====== DATA EXCERPTS

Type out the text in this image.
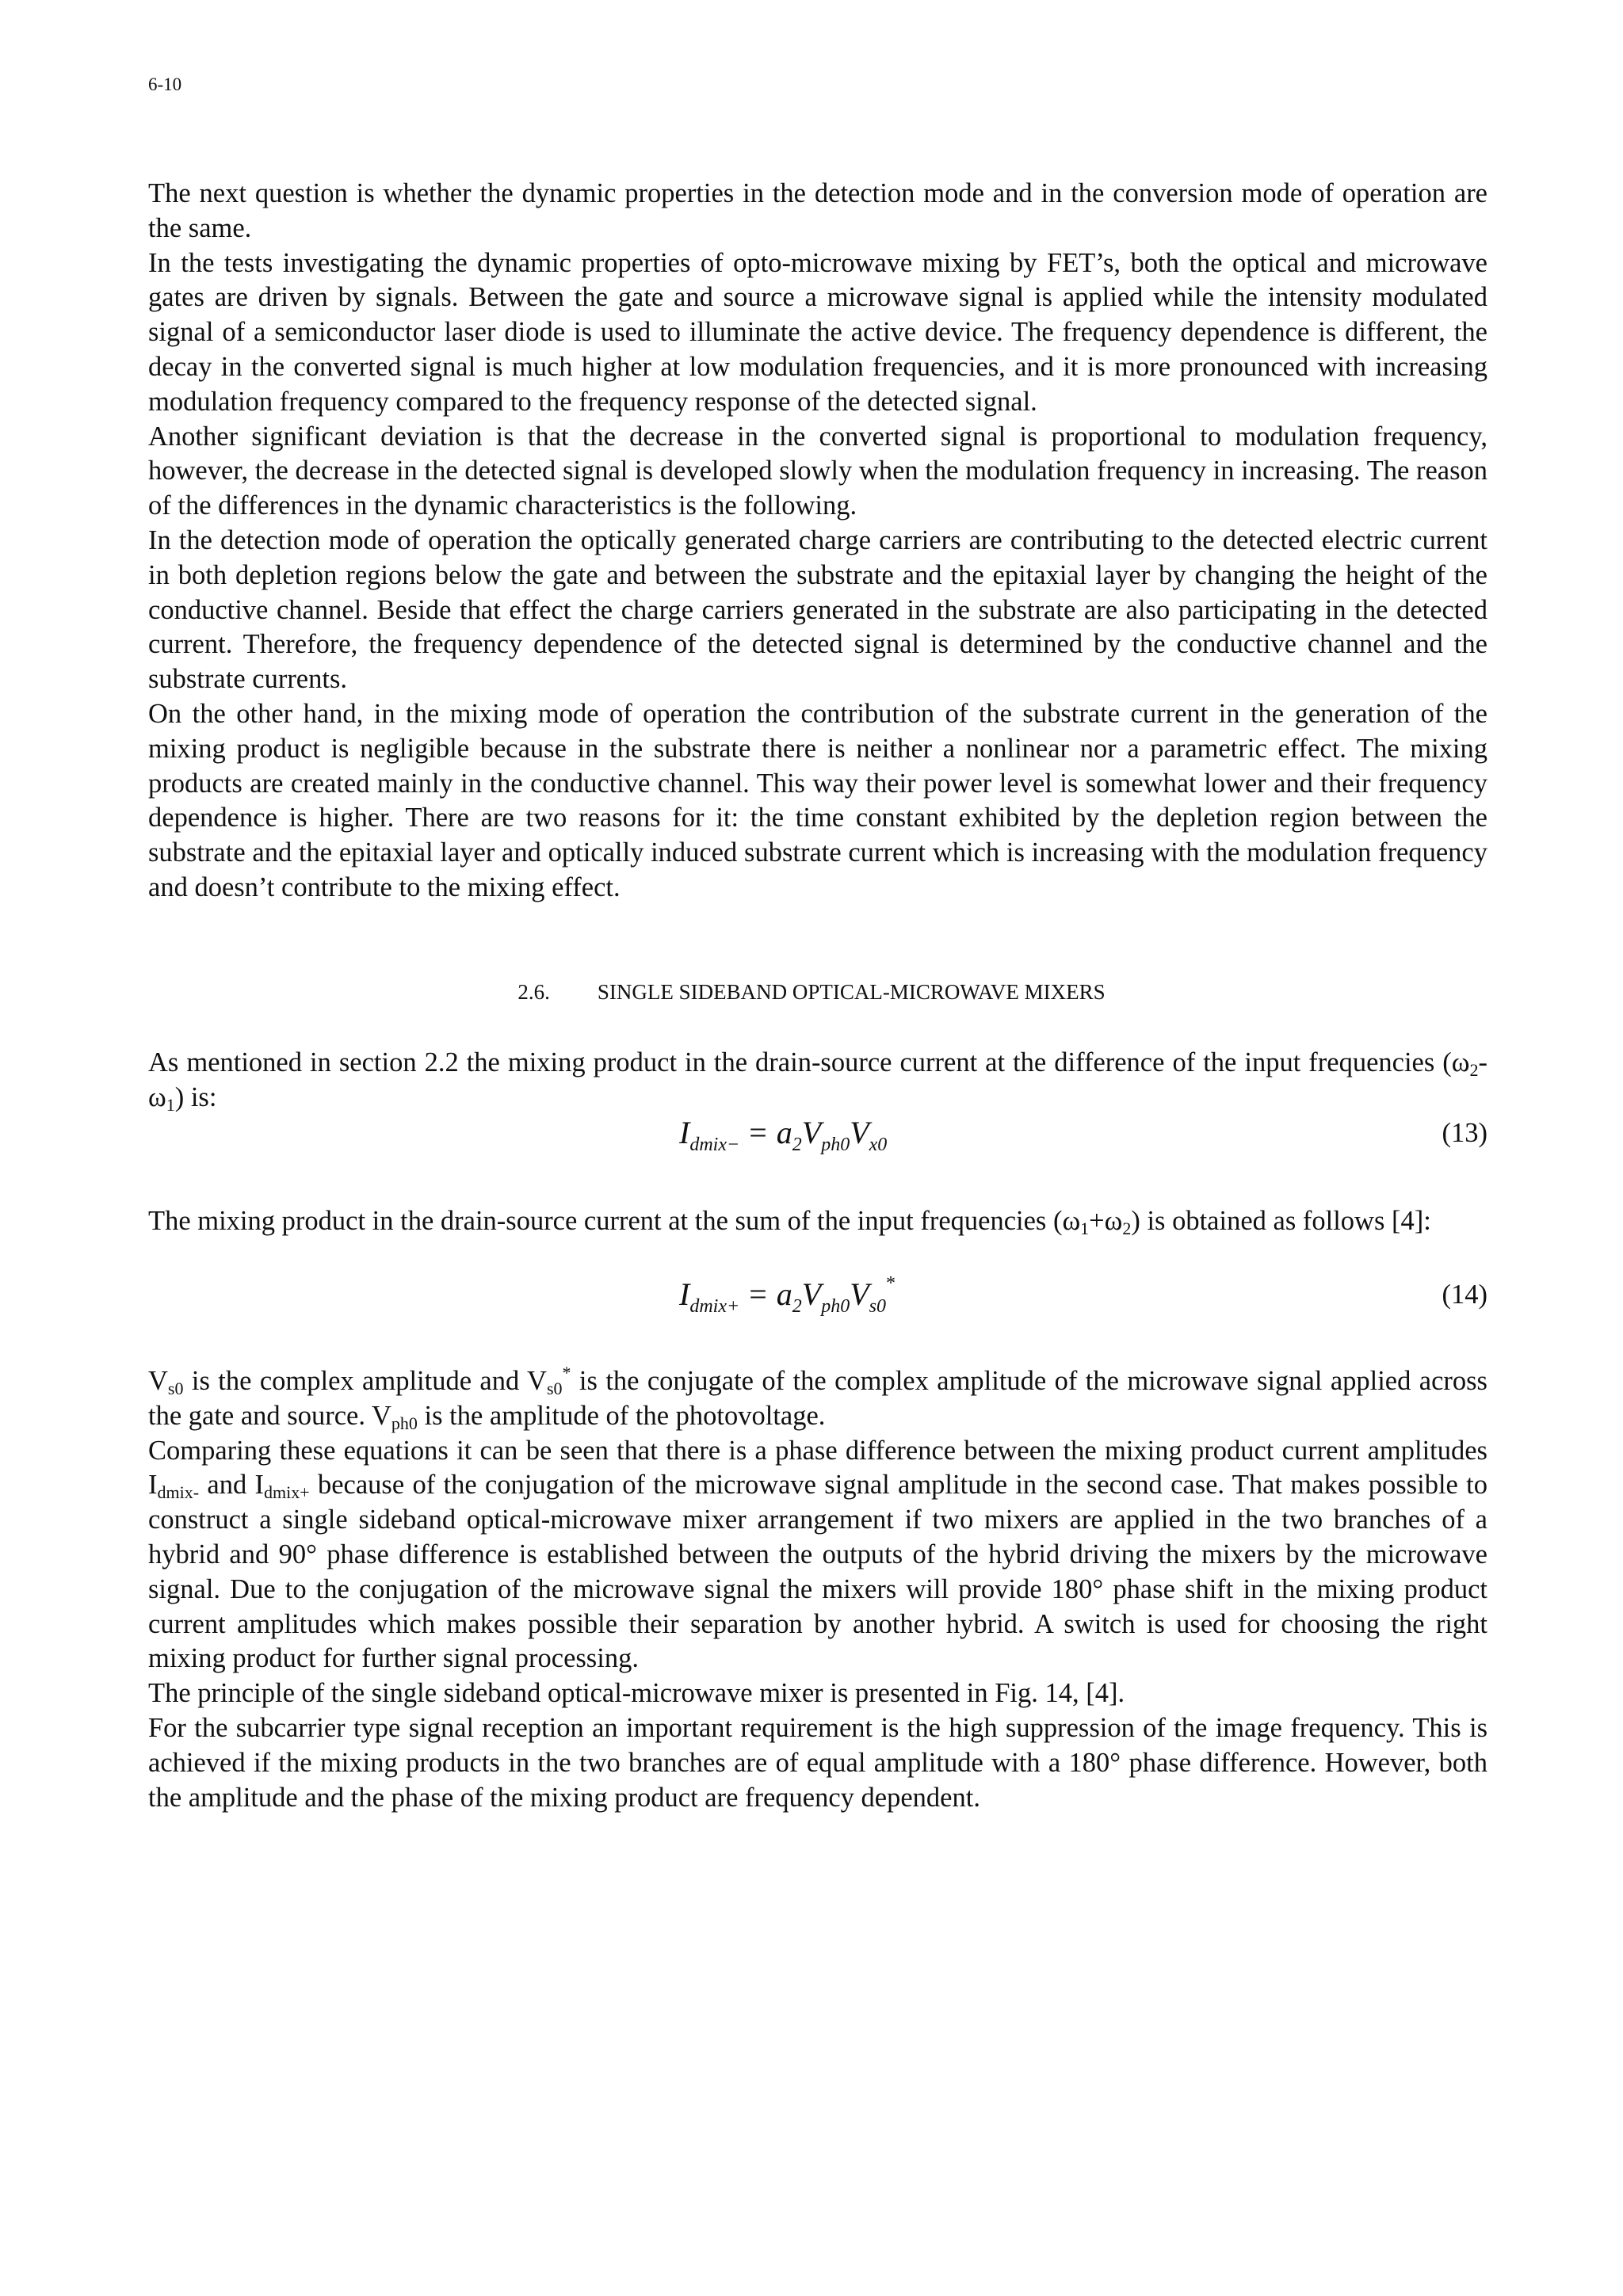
6-10

The next question is whether the dynamic properties in the detection mode and in the conversion mode of operation are the same.

In the tests investigating the dynamic properties of opto-microwave mixing by FET’s, both the optical and microwave gates are driven by signals. Between the gate and source a microwave signal is applied while the intensity modulated signal of a semiconductor laser diode is used to illuminate the active device. The frequency dependence is different, the decay in the converted signal is much higher at low modulation frequencies, and it is more pronounced with increasing modulation frequency compared to the frequency response of the detected signal.

Another significant deviation is that the decrease in the converted signal is proportional to modulation frequency, however, the decrease in the detected signal is developed slowly when the modulation frequency in increasing. The reason of the differences in the dynamic characteristics is the following.

In the detection mode of operation the optically generated charge carriers are contributing to the detected electric current in both depletion regions below the gate and between the substrate and the epitaxial layer by changing the height of the conductive channel. Beside that effect the charge carriers generated in the substrate are also participating in the detected current. Therefore, the frequency dependence of the detected signal is determined by the conductive channel and the substrate currents.

On the other hand, in the mixing mode of operation the contribution of the substrate current in the generation of the mixing product is negligible because in the substrate there is neither a nonlinear nor a parametric effect. The mixing products are created mainly in the conductive channel. This way their power level is somewhat lower and their frequency dependence is higher. There are two reasons for it: the time constant exhibited by the depletion region between the substrate and the epitaxial layer and optically induced substrate current which is increasing with the modulation frequency and doesn’t contribute to the mixing effect.

2.6. SINGLE SIDEBAND OPTICAL-MICROWAVE MIXERS

As mentioned in section 2.2 the mixing product in the drain-source current at the difference of the input frequencies $(\omega_2-\omega_1)$ is:

$I_{dmix-} = a_2V_{ph0}V_{x0}$	(13)

The mixing product in the drain-source current at the sum of the input frequencies $(\omega_1+\omega_2)$ is obtained as follows [4]:

$I_{dmix+} = a_2V_{ph0}V_{s0}^*$	(14)

$V_{s0}$ is the complex amplitude and $V_{s0}^*$ is the conjugate of the complex amplitude of the microwave signal applied across the gate and source. $V_{ph0}$ is the amplitude of the photovoltage.

Comparing these equations it can be seen that there is a phase difference between the mixing product current amplitudes $I_{dmix-}$ and $I_{dmix+}$ because of the conjugation of the microwave signal amplitude in the second case. That makes possible to construct a single sideband optical-microwave mixer arrangement if two mixers are applied in the two branches of a hybrid and 90° phase difference is established between the outputs of the hybrid driving the mixers by the microwave signal. Due to the conjugation of the microwave signal the mixers will provide 180° phase shift in the mixing product current amplitudes which makes possible their separation by another hybrid. A switch is used for choosing the right mixing product for further signal processing.

The principle of the single sideband optical-microwave mixer is presented in Fig. 14, [4].

For the subcarrier type signal reception an important requirement is the high suppression of the image frequency. This is achieved if the mixing products in the two branches are of equal amplitude with a 180° phase difference. However, both the amplitude and the phase of the mixing product are frequency dependent.
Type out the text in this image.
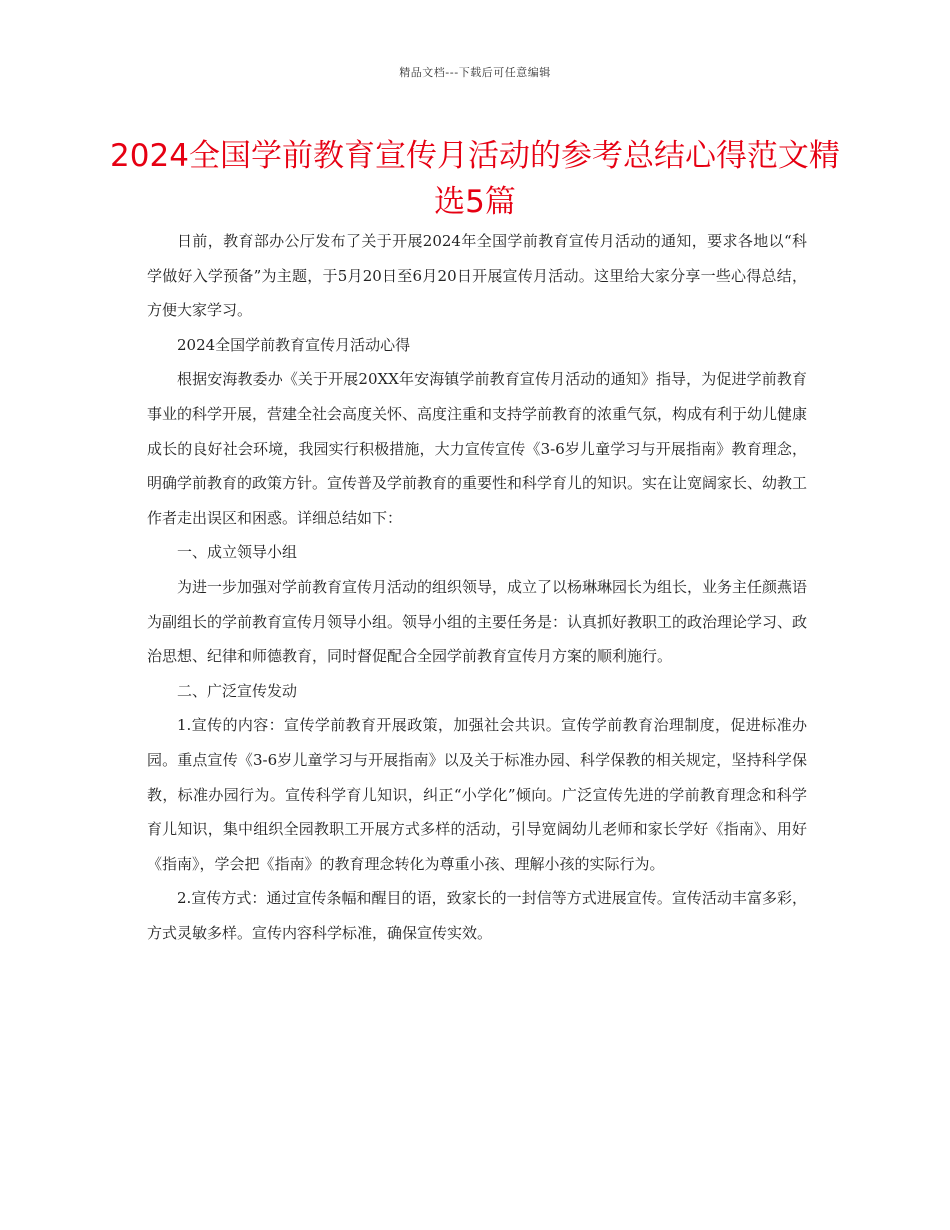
精品文档---下载后可任意编辑
2024全国学前教育宣传月活动的参考总结心得范文精选5篇

日前，教育部办公厅发布了关于开展2024年全国学前教育宣传月活动的通知，要求各地以“科学做好入学预备”为主题，于5月20日至6月20日开展宣传月活动。这里给大家分享一些心得总结，方便大家学习。

2024全国学前教育宣传月活动心得

根据安海教委办《关于开展20XX年安海镇学前教育宣传月活动的通知》指导，为促进学前教育事业的科学开展，营建全社会高度关怀、高度注重和支持学前教育的浓重气氛，构成有利于幼儿健康成长的良好社会环境，我园实行积极措施，大力宣传宣传《3-6岁儿童学习与开展指南》教育理念，明确学前教育的政策方针。宣传普及学前教育的重要性和科学育儿的知识。实在让宽阔家长、幼教工作者走出误区和困惑。详细总结如下：

一、成立领导小组

为进一步加强对学前教育宣传月活动的组织领导，成立了以杨琳琳园长为组长，业务主任颜燕语为副组长的学前教育宣传月领导小组。领导小组的主要任务是：认真抓好教职工的政治理论学习、政治思想、纪律和师德教育，同时督促配合全园学前教育宣传月方案的顺利施行。

二、广泛宣传发动

1.宣传的内容：宣传学前教育开展政策，加强社会共识。宣传学前教育治理制度，促进标准办园。重点宣传《3-6岁儿童学习与开展指南》以及关于标准办园、科学保教的相关规定，坚持科学保教，标准办园行为。宣传科学育儿知识，纠正“小学化”倾向。广泛宣传先进的学前教育理念和科学育儿知识，集中组织全园教职工开展方式多样的活动，引导宽阔幼儿老师和家长学好《指南》、用好《指南》，学会把《指南》的教育理念转化为尊重小孩、理解小孩的实际行为。

2.宣传方式：通过宣传条幅和醒目的语，致家长的一封信等方式进展宣传。宣传活动丰富多彩，方式灵敏多样。宣传内容科学标准，确保宣传实效。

============

**PROBLEM DESCRIPTION:**
Write every entry out again exactly, dropping the pictures.

**FINAL ANSWER:**
Type out the text in this image.
6-10

The next question is whether the dynamic properties in the detection mode and in the conversion mode of operation are the same.

In the tests investigating the dynamic properties of opto-microwave mixing by FET’s, both the optical and microwave gates are driven by signals. Between the gate and source a microwave signal is applied while the intensity modulated signal of a semiconductor laser diode is used to illuminate the active device. The frequency dependence is different, the decay in the converted signal is much higher at low modulation frequencies, and it is more pronounced with increasing modulation frequency compared to the frequency response of the detected signal.

Another significant deviation is that the decrease in the converted signal is proportional to modulation frequency, however, the decrease in the detected signal is developed slowly when the modulation frequency in increasing. The reason of the differences in the dynamic characteristics is the following.

In the detection mode of operation the optically generated charge carriers are contributing to the detected electric current in both depletion regions below the gate and between the substrate and the epitaxial layer by changing the height of the conductive channel. Beside that effect the charge carriers generated in the substrate are also participating in the detected current. Therefore, the frequency dependence of the detected signal is determined by the conductive channel and the substrate currents.

On the other hand, in the mixing mode of operation the contribution of the substrate current in the generation of the mixing product is negligible because in the substrate there is neither a nonlinear nor a parametric effect. The mixing products are created mainly in the conductive channel. This way their power level is somewhat lower and their frequency dependence is higher. There are two reasons for it: the time constant exhibited by the depletion region between the substrate and the epitaxial layer and optically induced substrate current which is increasing with the modulation frequency and doesn’t contribute to the mixing effect.

2.6. SINGLE SIDEBAND OPTICAL-MICROWAVE MIXERS

As mentioned in section 2.2 the mixing product in the drain-source current at the difference of the input frequencies $(\omega_2-\omega_1)$ is:

$I_{dmix-} = a_2V_{ph0}V_{x0}$	(13)

The mixing product in the drain-source current at the sum of the input frequencies $(\omega_1+\omega_2)$ is obtained as follows [4]:

$I_{dmix+} = a_2V_{ph0}V_{s0}^*$	(14)

$V_{s0}$ is the complex amplitude and $V_{s0}^*$ is the conjugate of the complex amplitude of the microwave signal applied across the gate and source. $V_{ph0}$ is the amplitude of the photovoltage.

Comparing these equations it can be seen that there is a phase difference between the mixing product current amplitudes $I_{dmix-}$ and $I_{dmix+}$ because of the conjugation of the microwave signal amplitude in the second case. That makes possible to construct a single sideband optical-microwave mixer arrangement if two mixers are applied in the two branches of a hybrid and 90° phase difference is established between the outputs of the hybrid driving the mixers by the microwave signal. Due to the conjugation of the microwave signal the mixers will provide 180° phase shift in the mixing product current amplitudes which makes possible their separation by another hybrid. A switch is used for choosing the right mixing product for further signal processing.

The principle of the single sideband optical-microwave mixer is presented in Fig. 14, [4].

For the subcarrier type signal reception an important requirement is the high suppression of the image frequency. This is achieved if the mixing products in the two branches are of equal amplitude with a 180° phase difference. However, both the amplitude and the phase of the mixing product are frequency dependent.
Type out the text in this image.
精品文档---下载后可任意编辑
2024全国学前教育宣传月活动的参考总结心得范文精选5篇

日前，教育部办公厅发布了关于开展2024年全国学前教育宣传月活动的通知，要求各地以“科学做好入学预备”为主题，于5月20日至6月20日开展宣传月活动。这里给大家分享一些心得总结，方便大家学习。

2024全国学前教育宣传月活动心得

根据安海教委办《关于开展20XX年安海镇学前教育宣传月活动的通知》指导，为促进学前教育事业的科学开展，营建全社会高度关怀、高度注重和支持学前教育的浓重气氛，构成有利于幼儿健康成长的良好社会环境，我园实行积极措施，大力宣传宣传《3-6岁儿童学习与开展指南》教育理念，明确学前教育的政策方针。宣传普及学前教育的重要性和科学育儿的知识。实在让宽阔家长、幼教工作者走出误区和困惑。详细总结如下：

一、成立领导小组

为进一步加强对学前教育宣传月活动的组织领导，成立了以杨琳琳园长为组长，业务主任颜燕语为副组长的学前教育宣传月领导小组。领导小组的主要任务是：认真抓好教职工的政治理论学习、政治思想、纪律和师德教育，同时督促配合全园学前教育宣传月方案的顺利施行。

二、广泛宣传发动

1.宣传的内容：宣传学前教育开展政策，加强社会共识。宣传学前教育治理制度，促进标准办园。重点宣传《3-6岁儿童学习与开展指南》以及关于标准办园、科学保教的相关规定，坚持科学保教，标准办园行为。宣传科学育儿知识，纠正“小学化”倾向。广泛宣传先进的学前教育理念和科学育儿知识，集中组织全园教职工开展方式多样的活动，引导宽阔幼儿老师和家长学好《指南》、用好《指南》，学会把《指南》的教育理念转化为尊重小孩、理解小孩的实际行为。

2.宣传方式：通过宣传条幅和醒目的语，致家长的一封信等方式进展宣传。宣传活动丰富多彩，方式灵敏多样。宣传内容科学标准，确保宣传实效。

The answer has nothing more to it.